__RECORDED DATA__.
————————

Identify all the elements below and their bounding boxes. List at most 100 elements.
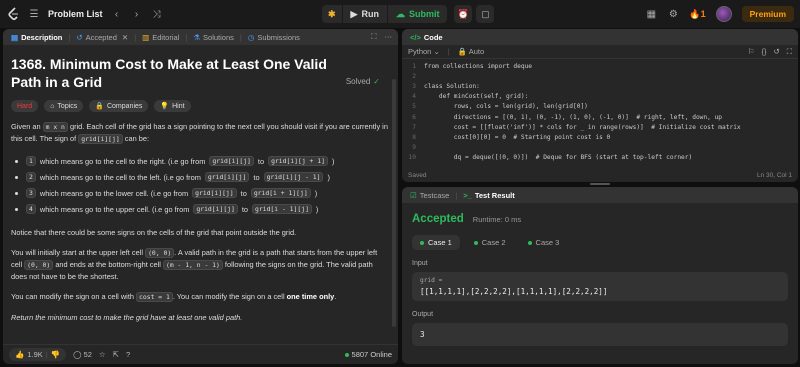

————————

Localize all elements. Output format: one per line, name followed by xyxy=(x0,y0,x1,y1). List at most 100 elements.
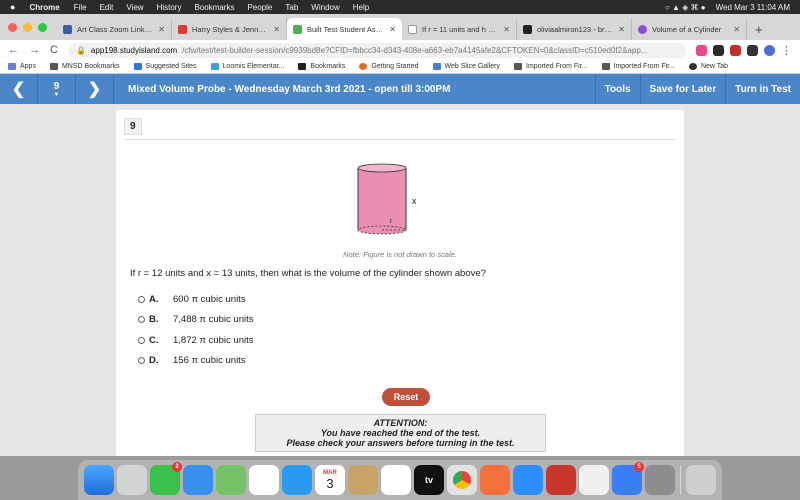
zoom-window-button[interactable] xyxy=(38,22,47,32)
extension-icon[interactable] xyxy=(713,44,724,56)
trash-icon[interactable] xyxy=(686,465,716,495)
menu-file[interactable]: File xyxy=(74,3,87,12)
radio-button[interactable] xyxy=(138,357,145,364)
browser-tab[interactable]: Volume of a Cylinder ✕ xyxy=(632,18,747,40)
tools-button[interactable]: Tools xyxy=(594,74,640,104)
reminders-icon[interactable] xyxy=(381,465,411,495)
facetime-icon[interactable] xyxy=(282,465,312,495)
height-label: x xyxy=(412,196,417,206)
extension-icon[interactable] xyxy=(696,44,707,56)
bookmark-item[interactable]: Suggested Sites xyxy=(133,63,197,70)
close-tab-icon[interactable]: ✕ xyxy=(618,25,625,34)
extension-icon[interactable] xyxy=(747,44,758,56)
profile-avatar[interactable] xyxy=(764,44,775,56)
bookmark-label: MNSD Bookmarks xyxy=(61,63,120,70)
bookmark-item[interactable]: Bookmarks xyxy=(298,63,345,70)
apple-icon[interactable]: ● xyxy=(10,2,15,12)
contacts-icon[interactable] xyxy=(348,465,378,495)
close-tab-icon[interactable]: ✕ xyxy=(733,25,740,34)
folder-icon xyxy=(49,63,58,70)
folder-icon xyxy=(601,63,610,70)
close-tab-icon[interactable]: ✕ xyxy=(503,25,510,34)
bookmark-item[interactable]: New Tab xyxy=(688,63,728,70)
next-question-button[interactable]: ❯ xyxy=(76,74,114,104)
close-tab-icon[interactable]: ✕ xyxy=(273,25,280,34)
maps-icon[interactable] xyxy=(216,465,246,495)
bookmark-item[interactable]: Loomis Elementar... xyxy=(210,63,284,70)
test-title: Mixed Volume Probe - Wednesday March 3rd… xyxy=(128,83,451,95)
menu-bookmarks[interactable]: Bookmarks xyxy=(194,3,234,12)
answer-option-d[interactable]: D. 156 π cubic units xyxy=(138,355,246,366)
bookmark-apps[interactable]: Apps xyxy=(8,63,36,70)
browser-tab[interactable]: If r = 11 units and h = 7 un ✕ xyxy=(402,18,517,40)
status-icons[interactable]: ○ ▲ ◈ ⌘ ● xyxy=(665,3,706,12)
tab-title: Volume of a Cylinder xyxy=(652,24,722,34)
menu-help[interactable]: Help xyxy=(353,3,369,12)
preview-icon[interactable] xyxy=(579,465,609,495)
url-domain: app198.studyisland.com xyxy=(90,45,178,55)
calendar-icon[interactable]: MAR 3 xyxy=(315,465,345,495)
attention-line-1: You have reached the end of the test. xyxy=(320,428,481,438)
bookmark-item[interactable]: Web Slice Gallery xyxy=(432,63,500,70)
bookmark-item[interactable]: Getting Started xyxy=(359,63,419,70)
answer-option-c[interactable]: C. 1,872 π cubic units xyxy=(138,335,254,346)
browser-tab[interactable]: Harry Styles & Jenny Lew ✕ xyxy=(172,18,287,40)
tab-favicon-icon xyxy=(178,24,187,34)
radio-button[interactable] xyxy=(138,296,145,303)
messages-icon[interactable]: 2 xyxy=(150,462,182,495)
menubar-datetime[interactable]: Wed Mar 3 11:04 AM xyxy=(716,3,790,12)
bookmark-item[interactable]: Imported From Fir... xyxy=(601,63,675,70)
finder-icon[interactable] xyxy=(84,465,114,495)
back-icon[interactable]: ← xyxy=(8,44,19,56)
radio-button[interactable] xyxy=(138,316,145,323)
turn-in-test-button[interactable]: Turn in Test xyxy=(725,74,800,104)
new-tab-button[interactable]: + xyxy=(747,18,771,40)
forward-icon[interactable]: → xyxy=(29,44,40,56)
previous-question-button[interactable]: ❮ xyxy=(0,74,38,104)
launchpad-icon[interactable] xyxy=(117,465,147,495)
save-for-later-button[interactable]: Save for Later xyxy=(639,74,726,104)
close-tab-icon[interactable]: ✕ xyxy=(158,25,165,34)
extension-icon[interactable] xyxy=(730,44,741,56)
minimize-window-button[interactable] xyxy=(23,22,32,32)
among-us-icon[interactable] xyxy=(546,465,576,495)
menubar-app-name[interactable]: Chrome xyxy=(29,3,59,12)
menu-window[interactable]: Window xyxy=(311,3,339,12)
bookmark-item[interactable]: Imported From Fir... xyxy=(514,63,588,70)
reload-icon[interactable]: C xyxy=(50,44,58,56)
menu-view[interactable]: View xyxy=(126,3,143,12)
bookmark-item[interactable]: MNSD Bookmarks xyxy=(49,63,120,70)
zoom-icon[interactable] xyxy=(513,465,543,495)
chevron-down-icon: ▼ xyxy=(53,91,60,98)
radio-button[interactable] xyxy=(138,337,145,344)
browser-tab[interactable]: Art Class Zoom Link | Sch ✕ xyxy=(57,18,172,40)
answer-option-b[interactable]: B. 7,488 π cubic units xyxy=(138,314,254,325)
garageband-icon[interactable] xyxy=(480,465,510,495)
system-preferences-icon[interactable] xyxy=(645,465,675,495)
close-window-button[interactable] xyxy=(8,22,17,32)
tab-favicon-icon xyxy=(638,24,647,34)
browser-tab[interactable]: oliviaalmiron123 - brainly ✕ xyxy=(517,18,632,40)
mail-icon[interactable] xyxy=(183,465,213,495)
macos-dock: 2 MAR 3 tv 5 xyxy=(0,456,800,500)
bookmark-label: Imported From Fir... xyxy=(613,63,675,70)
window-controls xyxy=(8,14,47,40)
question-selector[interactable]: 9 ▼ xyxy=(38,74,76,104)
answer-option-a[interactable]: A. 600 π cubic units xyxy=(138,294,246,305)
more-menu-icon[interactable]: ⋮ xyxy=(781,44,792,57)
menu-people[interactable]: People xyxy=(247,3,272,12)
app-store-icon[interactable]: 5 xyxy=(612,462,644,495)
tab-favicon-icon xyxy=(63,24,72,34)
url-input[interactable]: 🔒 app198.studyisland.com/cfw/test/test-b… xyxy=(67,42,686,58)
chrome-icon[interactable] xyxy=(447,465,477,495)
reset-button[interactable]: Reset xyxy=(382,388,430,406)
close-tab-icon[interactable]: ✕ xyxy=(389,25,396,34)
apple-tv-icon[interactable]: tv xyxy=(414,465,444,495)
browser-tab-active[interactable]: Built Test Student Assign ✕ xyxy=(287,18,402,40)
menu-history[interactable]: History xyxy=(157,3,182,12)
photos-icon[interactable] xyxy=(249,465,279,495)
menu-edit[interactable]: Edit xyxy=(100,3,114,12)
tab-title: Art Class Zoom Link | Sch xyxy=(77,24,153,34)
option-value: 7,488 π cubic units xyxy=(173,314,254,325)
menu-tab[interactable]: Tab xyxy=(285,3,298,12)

————————

__REQUEST__. Can you reproduce word for word the lines starting with the one that contains "Localize all elements." and going on through the one that contains "folder-icon xyxy=(49,63,58,70)", leaving out any pictures?

__RESULT FOR THIS EXERCISE__.
Localize all elements. Output format: one per line, name followed by xyxy=(x0,y0,x1,y1). List at most 100 elements.
zoom-window-button[interactable] xyxy=(38,22,47,32)
extension-icon[interactable] xyxy=(713,44,724,56)
trash-icon[interactable] xyxy=(686,465,716,495)
menu-file[interactable]: File xyxy=(74,3,87,12)
radio-button[interactable] xyxy=(138,357,145,364)
browser-tab[interactable]: Volume of a Cylinder ✕ xyxy=(632,18,747,40)
tools-button[interactable]: Tools xyxy=(594,74,640,104)
reminders-icon[interactable] xyxy=(381,465,411,495)
facetime-icon[interactable] xyxy=(282,465,312,495)
height-label: x xyxy=(412,196,417,206)
extension-icon[interactable] xyxy=(696,44,707,56)
bookmark-item[interactable]: Suggested Sites xyxy=(133,63,197,70)
close-tab-icon[interactable]: ✕ xyxy=(618,25,625,34)
extension-icon[interactable] xyxy=(747,44,758,56)
profile-avatar[interactable] xyxy=(764,44,775,56)
bookmark-label: MNSD Bookmarks xyxy=(61,63,120,70)
bookmark-item[interactable]: Bookmarks xyxy=(298,63,345,70)
apple-icon[interactable]: ● xyxy=(10,2,15,12)
contacts-icon[interactable] xyxy=(348,465,378,495)
close-tab-icon[interactable]: ✕ xyxy=(733,25,740,34)
folder-icon xyxy=(49,63,58,70)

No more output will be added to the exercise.